++++ Recorded data ++++
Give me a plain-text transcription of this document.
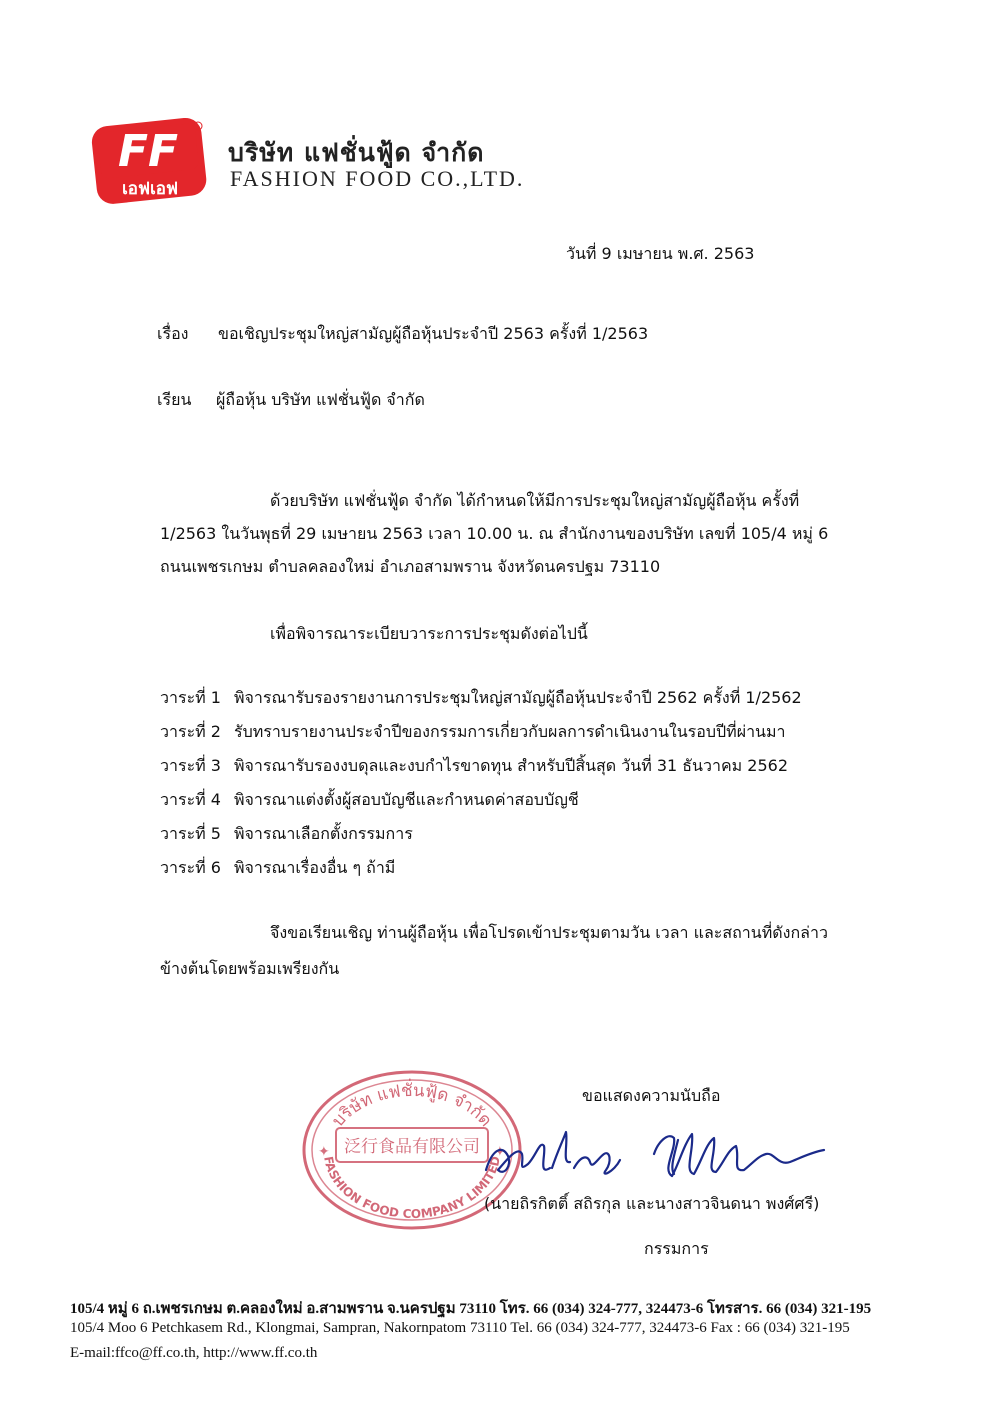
FF
เอฟเอฟ
บริษัท แฟชั่นฟู้ด จำกัด
FASHION FOOD CO.,LTD.
วันที่ 9 เมษายน พ.ศ. 2563
เรื่อง ขอเชิญประชุมใหญ่สามัญผู้ถือหุ้นประจำปี 2563 ครั้งที่ 1/2563
เรียน ผู้ถือหุ้น บริษัท แฟชั่นฟู้ด จำกัด
ด้วยบริษัท แฟชั่นฟู้ด จำกัด ได้กำหนดให้มีการประชุมใหญ่สามัญผู้ถือหุ้น ครั้งที่
1/2563 ในวันพุธที่ 29 เมษายน 2563 เวลา 10.00 น. ณ สำนักงานของบริษัท เลขที่ 105/4 หมู่ 6
ถนนเพชรเกษม ตำบลคลองใหม่ อำเภอสามพราน จังหวัดนครปฐม 73110
เพื่อพิจารณาระเบียบวาระการประชุมดังต่อไปนี้
วาระที่ 1 พิจารณารับรองรายงานการประชุมใหญ่สามัญผู้ถือหุ้นประจำปี 2562 ครั้งที่ 1/2562
วาระที่ 2 รับทราบรายงานประจำปีของกรรมการเกี่ยวกับผลการดำเนินงานในรอบปีที่ผ่านมา
วาระที่ 3 พิจารณารับรองงบดุลและงบกำไรขาดทุน สำหรับปีสิ้นสุด วันที่ 31 ธันวาคม 2562
วาระที่ 4 พิจารณาแต่งตั้งผู้สอบบัญชีและกำหนดค่าสอบบัญชี
วาระที่ 5 พิจารณาเลือกตั้งกรรมการ
วาระที่ 6 พิจารณาเรื่องอื่น ๆ ถ้ามี
จึงขอเรียนเชิญ ท่านผู้ถือหุ้น เพื่อโปรดเข้าประชุมตามวัน เวลา และสถานที่ดังกล่าว
ข้างต้นโดยพร้อมเพรียงกัน
บริษัท แฟชั่นฟู้ด จำกัด
泛行食品有限公司
FASHION FOOD COMPANY LIMITED
✦	✦
ขอแสดงความนับถือ
(นายถิรกิตติ์ สถิรกุล และนางสาวจินดนา พงศ์ศรี)
กรรมการ
105/4 หมู่ 6 ถ.เพชรเกษม ต.คลองใหม่ อ.สามพราน จ.นครปฐม 73110 โทร. 66 (034) 324-777, 324473-6 โทรสาร. 66 (034) 321-195
105/4 Moo 6 Petchkasem Rd., Klongmai, Sampran, Nakornpatom 73110 Tel. 66 (034) 324-777, 324473-6 Fax : 66 (034) 321-195
E-mail:ffco@ff.co.th, http://www.ff.co.th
++++
■ Exercise: Please set down each line of the data above exactly as written, without the pictures.

■ Result:
Give me a plain-text transcription of this document.
FF
เอฟเอฟ
บริษัท แฟชั่นฟู้ด จำกัด
FASHION FOOD CO.,LTD.
วันที่ 9 เมษายน พ.ศ. 2563
เรื่อง ขอเชิญประชุมใหญ่สามัญผู้ถือหุ้นประจำปี 2563 ครั้งที่ 1/2563
เรียน ผู้ถือหุ้น บริษัท แฟชั่นฟู้ด จำกัด
ด้วยบริษัท แฟชั่นฟู้ด จำกัด ได้กำหนดให้มีการประชุมใหญ่สามัญผู้ถือหุ้น ครั้งที่
1/2563 ในวันพุธที่ 29 เมษายน 2563 เวลา 10.00 น. ณ สำนักงานของบริษัท เลขที่ 105/4 หมู่ 6
ถนนเพชรเกษม ตำบลคลองใหม่ อำเภอสามพราน จังหวัดนครปฐม 73110
เพื่อพิจารณาระเบียบวาระการประชุมดังต่อไปนี้
วาระที่ 1 พิจารณารับรองรายงานการประชุมใหญ่สามัญผู้ถือหุ้นประจำปี 2562 ครั้งที่ 1/2562
วาระที่ 2 รับทราบรายงานประจำปีของกรรมการเกี่ยวกับผลการดำเนินงานในรอบปีที่ผ่านมา
วาระที่ 3 พิจารณารับรองงบดุลและงบกำไรขาดทุน สำหรับปีสิ้นสุด วันที่ 31 ธันวาคม 2562
วาระที่ 4 พิจารณาแต่งตั้งผู้สอบบัญชีและกำหนดค่าสอบบัญชี
วาระที่ 5 พิจารณาเลือกตั้งกรรมการ
วาระที่ 6 พิจารณาเรื่องอื่น ๆ ถ้ามี
จึงขอเรียนเชิญ ท่านผู้ถือหุ้น เพื่อโปรดเข้าประชุมตามวัน เวลา และสถานที่ดังกล่าว
ข้างต้นโดยพร้อมเพรียงกัน
บริษัท แฟชั่นฟู้ด จำกัด
泛行食品有限公司
FASHION FOOD COMPANY LIMITED
✦	✦
ขอแสดงความนับถือ
(นายถิรกิตติ์ สถิรกุล และนางสาวจินดนา พงศ์ศรี)
กรรมการ
105/4 หมู่ 6 ถ.เพชรเกษม ต.คลองใหม่ อ.สามพราน จ.นครปฐม 73110 โทร. 66 (034) 324-777, 324473-6 โทรสาร. 66 (034) 321-195
105/4 Moo 6 Petchkasem Rd., Klongmai, Sampran, Nakornpatom 73110 Tel. 66 (034) 324-777, 324473-6 Fax : 66 (034) 321-195
E-mail:ffco@ff.co.th, http://www.ff.co.th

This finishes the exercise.